Task data ::

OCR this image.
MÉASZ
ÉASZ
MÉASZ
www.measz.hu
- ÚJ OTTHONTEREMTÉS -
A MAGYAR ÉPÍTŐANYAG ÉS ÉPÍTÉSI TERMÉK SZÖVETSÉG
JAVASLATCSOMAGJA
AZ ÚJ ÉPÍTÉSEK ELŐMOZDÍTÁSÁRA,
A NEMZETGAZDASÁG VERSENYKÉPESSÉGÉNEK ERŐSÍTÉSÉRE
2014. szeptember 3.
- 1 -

==

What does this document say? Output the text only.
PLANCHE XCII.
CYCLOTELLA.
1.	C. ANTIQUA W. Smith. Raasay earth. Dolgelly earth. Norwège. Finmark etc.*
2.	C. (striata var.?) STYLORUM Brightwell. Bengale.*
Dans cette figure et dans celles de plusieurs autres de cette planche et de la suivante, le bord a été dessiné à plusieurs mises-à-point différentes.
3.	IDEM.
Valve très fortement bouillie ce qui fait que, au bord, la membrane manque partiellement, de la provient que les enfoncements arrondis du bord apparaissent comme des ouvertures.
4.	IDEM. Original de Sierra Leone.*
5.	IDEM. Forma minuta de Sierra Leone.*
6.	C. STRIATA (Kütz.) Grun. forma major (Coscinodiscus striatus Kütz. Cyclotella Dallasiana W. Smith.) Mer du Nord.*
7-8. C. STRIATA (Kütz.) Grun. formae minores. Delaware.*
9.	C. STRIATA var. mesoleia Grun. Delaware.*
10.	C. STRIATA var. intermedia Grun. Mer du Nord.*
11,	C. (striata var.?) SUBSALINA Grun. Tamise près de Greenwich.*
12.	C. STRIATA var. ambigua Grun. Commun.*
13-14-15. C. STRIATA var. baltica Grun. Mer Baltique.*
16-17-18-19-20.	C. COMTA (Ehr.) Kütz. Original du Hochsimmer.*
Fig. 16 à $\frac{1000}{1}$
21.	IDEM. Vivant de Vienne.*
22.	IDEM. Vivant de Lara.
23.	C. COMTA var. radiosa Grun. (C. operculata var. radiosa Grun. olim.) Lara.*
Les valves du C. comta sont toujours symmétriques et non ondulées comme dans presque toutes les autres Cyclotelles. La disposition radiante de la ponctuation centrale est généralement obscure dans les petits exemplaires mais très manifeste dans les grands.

---

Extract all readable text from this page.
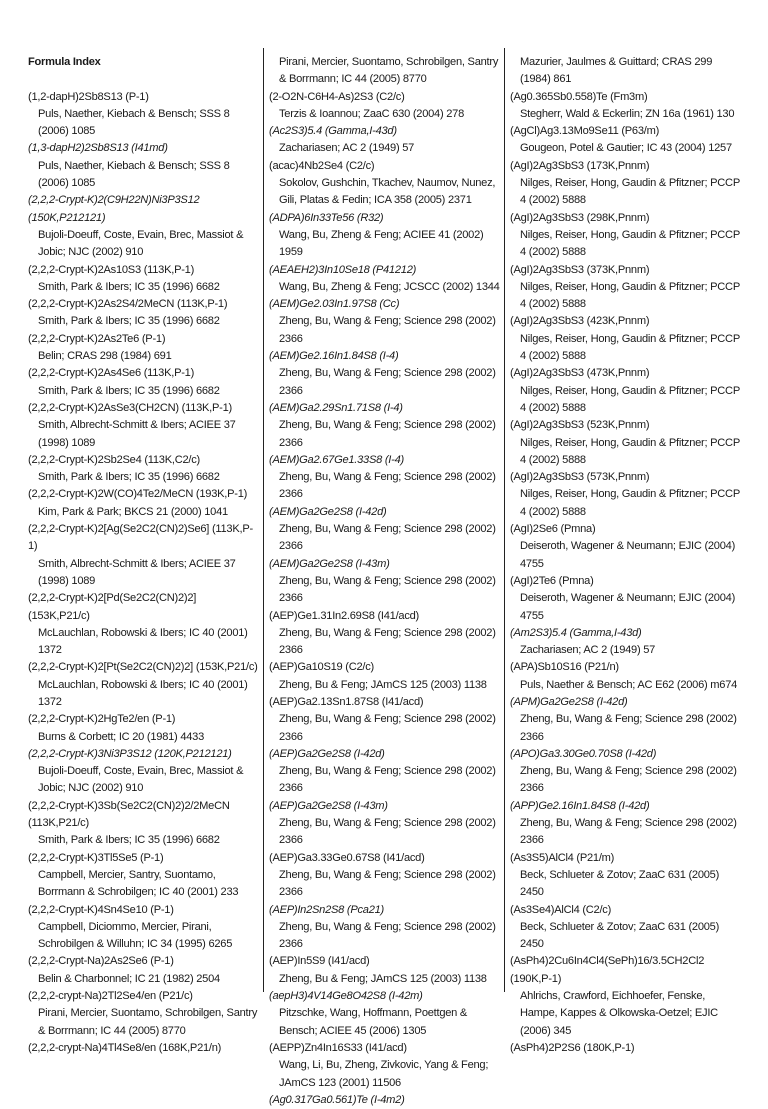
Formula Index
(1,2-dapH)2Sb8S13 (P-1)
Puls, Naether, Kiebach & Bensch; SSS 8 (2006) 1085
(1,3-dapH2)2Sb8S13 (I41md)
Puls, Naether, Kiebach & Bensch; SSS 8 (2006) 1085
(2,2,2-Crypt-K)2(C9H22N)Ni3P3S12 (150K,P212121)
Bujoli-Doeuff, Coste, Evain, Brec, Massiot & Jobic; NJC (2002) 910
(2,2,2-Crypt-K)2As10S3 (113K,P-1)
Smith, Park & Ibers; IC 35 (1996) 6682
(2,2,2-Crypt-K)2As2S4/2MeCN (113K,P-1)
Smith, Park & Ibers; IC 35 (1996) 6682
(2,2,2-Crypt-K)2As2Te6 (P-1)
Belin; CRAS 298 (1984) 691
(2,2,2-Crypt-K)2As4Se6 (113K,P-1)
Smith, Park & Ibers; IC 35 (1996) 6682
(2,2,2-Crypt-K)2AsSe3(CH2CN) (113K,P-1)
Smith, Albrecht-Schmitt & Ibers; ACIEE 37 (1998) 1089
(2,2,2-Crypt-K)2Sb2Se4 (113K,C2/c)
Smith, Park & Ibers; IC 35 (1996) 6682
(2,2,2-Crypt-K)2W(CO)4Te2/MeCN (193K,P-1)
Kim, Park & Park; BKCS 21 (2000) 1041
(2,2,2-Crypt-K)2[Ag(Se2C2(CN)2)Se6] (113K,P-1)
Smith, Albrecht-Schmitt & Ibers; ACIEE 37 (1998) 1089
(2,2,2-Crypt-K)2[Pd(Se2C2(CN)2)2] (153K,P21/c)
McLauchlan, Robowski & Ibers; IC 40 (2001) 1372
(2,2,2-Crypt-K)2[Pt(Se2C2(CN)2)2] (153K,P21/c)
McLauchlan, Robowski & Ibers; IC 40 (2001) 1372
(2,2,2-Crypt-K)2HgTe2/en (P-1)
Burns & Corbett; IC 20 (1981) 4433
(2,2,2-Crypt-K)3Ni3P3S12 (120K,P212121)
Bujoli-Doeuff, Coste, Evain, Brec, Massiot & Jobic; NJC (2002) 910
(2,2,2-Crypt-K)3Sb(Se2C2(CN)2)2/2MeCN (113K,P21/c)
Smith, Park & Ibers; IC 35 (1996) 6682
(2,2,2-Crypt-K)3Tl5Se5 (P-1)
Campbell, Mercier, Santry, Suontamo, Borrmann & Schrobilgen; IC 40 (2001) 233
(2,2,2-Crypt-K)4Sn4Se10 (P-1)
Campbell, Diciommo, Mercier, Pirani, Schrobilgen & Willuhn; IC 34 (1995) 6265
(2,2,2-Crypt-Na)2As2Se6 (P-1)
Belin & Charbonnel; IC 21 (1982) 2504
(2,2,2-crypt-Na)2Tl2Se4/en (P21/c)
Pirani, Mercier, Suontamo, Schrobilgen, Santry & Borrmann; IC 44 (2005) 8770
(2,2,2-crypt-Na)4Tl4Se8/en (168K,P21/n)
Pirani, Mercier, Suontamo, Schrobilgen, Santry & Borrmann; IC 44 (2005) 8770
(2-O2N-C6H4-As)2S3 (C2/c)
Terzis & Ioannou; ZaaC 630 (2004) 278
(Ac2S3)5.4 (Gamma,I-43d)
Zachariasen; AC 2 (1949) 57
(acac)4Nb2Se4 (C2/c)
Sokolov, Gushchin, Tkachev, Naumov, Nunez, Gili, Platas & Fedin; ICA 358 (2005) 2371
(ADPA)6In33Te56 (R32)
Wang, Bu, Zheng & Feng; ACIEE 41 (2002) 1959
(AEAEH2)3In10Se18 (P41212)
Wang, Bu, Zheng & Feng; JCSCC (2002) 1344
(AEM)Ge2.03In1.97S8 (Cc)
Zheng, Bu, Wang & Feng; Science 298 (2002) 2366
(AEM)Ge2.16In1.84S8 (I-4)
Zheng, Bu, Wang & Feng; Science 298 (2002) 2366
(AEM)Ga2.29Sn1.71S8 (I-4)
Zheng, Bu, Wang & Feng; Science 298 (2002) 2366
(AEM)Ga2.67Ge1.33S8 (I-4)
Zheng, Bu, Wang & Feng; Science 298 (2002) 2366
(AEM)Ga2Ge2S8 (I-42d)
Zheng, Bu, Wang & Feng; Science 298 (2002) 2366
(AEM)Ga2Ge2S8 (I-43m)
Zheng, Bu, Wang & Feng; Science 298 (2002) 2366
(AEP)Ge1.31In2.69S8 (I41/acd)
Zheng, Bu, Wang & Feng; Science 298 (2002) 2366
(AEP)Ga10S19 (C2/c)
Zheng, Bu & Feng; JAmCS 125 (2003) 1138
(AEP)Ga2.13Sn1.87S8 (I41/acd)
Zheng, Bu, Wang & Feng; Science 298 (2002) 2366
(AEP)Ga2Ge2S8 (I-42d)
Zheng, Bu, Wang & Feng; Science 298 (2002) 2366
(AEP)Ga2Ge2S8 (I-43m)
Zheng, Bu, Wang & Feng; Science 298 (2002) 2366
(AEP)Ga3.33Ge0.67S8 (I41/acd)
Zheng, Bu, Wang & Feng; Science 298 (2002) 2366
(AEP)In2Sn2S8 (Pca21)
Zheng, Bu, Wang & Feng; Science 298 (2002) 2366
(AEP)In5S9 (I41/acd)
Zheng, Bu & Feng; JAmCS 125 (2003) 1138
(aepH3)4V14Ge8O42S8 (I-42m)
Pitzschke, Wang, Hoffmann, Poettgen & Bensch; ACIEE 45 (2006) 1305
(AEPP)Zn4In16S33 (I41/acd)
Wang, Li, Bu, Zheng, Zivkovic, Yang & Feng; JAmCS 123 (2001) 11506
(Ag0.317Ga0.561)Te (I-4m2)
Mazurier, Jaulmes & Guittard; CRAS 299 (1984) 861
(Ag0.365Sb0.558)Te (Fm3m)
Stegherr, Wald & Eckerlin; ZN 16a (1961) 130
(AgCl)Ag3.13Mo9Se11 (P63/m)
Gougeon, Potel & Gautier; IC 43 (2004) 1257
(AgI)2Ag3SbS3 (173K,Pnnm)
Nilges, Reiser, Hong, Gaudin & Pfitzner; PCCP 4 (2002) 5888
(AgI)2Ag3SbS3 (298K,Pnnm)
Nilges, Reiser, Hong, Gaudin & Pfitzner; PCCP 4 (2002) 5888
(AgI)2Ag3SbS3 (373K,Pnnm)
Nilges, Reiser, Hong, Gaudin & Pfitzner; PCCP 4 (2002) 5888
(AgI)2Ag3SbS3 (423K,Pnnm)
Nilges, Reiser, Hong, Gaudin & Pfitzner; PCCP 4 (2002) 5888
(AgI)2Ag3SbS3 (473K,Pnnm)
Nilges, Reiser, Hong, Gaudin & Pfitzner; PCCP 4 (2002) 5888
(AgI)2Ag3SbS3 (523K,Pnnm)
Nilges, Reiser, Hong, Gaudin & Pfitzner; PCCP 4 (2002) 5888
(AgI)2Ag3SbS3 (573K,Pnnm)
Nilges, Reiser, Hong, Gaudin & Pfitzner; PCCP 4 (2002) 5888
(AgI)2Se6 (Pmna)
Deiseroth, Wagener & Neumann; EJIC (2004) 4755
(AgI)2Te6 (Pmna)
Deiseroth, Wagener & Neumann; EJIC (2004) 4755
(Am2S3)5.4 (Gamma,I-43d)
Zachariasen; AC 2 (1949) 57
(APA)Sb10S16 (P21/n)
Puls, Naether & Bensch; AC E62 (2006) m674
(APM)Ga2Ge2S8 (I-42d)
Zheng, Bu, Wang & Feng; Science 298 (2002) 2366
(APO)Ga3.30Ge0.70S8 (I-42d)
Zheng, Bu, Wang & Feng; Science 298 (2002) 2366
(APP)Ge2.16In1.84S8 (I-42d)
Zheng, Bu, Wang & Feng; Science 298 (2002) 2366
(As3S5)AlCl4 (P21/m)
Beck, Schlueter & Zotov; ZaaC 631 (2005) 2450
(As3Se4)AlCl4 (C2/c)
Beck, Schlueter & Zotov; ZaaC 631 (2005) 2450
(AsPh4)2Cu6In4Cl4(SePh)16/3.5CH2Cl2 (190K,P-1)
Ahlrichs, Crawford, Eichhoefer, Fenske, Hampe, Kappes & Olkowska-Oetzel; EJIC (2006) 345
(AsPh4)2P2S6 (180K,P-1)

Written request :: Give the number of lines in the records above that contain the word "Lara". Reply with that number alone.

Output of the task :: 2